### Task input
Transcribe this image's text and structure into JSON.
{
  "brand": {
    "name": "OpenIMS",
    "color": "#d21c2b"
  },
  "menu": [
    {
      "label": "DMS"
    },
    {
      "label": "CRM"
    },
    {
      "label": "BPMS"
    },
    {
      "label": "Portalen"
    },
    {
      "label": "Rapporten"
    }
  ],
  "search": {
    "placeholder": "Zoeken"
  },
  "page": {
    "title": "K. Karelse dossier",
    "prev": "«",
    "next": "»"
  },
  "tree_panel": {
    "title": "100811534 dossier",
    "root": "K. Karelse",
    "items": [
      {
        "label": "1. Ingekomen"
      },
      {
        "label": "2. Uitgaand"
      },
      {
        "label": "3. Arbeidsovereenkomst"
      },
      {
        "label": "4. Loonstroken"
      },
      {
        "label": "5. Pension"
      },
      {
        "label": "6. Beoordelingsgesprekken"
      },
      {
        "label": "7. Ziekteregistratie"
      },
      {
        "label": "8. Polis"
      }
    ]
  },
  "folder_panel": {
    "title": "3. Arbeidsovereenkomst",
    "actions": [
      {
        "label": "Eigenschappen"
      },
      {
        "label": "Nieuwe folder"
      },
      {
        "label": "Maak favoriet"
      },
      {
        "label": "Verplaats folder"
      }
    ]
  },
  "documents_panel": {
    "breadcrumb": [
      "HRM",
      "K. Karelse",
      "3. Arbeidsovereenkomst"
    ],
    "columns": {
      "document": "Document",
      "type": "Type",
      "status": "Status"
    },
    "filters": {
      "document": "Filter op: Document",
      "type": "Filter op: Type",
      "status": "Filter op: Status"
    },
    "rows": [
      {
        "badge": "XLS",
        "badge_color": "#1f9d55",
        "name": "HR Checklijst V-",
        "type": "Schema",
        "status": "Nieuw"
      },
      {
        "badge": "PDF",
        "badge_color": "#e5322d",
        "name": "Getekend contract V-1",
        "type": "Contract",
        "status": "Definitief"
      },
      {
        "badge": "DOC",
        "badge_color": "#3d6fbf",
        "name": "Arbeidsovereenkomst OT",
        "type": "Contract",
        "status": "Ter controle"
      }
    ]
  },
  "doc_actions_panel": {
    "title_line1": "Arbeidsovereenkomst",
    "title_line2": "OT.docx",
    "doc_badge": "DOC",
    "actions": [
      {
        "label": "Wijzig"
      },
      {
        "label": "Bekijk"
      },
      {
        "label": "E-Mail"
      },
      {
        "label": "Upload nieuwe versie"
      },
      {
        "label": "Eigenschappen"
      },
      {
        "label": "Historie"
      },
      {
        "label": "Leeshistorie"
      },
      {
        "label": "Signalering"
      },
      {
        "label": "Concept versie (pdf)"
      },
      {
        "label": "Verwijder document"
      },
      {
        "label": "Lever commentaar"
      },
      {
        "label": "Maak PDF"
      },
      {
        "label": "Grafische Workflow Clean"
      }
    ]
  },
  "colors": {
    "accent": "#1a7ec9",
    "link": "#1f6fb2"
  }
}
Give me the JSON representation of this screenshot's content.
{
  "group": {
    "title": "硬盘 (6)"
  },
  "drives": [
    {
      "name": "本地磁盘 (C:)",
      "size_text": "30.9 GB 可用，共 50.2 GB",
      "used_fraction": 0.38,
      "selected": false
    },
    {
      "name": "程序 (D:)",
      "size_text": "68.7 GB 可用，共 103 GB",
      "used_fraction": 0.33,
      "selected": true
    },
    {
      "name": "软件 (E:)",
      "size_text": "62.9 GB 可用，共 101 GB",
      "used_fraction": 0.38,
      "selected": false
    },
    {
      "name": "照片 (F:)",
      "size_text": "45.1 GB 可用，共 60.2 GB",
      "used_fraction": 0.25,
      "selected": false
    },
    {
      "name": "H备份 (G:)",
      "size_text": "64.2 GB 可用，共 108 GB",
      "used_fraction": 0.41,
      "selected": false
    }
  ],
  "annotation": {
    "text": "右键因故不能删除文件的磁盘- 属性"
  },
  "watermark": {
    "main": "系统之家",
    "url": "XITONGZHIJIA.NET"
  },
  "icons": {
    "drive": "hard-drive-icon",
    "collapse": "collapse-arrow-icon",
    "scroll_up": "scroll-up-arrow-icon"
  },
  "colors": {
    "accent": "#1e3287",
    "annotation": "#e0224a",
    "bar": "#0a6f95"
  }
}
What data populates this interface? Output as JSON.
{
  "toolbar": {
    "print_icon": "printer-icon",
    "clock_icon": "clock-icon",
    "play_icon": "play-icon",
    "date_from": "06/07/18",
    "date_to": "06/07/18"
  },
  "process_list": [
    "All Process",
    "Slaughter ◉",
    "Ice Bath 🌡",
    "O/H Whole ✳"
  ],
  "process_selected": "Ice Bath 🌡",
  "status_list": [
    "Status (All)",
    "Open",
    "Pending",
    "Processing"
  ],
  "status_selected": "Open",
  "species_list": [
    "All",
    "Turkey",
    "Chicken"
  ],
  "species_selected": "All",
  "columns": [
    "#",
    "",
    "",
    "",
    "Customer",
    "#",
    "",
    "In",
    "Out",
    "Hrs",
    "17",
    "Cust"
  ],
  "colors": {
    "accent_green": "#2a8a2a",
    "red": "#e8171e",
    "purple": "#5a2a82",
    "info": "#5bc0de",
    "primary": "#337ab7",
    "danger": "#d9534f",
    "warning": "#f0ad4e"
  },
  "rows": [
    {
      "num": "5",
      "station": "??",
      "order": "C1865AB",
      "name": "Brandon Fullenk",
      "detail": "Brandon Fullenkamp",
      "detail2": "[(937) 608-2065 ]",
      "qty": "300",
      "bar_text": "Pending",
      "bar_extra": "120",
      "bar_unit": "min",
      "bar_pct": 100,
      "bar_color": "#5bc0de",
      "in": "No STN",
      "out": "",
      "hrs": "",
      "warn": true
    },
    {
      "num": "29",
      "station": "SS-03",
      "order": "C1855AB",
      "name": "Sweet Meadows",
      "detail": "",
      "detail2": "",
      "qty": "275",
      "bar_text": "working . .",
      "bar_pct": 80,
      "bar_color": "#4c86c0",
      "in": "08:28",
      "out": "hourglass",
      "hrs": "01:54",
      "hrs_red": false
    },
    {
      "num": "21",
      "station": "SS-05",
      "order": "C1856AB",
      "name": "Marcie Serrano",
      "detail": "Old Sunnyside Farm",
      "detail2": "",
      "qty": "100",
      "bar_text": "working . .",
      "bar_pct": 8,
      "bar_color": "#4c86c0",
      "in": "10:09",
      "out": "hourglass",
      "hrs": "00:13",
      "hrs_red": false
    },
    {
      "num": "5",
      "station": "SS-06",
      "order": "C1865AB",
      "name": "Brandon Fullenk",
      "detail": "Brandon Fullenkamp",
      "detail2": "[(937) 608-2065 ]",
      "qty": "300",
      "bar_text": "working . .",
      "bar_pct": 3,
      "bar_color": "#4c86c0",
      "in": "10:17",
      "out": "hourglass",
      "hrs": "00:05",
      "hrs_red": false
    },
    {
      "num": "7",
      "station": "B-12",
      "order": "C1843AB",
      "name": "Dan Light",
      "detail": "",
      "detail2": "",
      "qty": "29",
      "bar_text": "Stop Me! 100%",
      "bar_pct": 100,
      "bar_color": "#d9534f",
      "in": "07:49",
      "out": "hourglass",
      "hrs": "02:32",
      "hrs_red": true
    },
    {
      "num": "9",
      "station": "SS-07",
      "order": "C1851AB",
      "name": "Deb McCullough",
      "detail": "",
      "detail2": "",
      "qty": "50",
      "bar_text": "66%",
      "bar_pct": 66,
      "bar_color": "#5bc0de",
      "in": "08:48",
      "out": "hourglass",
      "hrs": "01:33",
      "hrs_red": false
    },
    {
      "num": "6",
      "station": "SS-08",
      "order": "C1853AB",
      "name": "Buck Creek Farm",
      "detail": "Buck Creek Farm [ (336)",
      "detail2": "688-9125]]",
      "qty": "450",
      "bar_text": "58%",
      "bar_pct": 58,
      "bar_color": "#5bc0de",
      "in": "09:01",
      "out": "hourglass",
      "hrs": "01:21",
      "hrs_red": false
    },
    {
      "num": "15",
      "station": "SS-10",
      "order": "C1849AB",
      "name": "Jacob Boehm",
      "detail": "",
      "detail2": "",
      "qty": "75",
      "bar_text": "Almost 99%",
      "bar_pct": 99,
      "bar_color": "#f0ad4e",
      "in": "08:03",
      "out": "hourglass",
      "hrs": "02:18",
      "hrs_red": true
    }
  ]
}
######
In the records, locate each line holding the string "Karelse" and copy it.

    "title": "K. Karelse dossier",
    "root": "K. Karelse",
      "K. Karelse",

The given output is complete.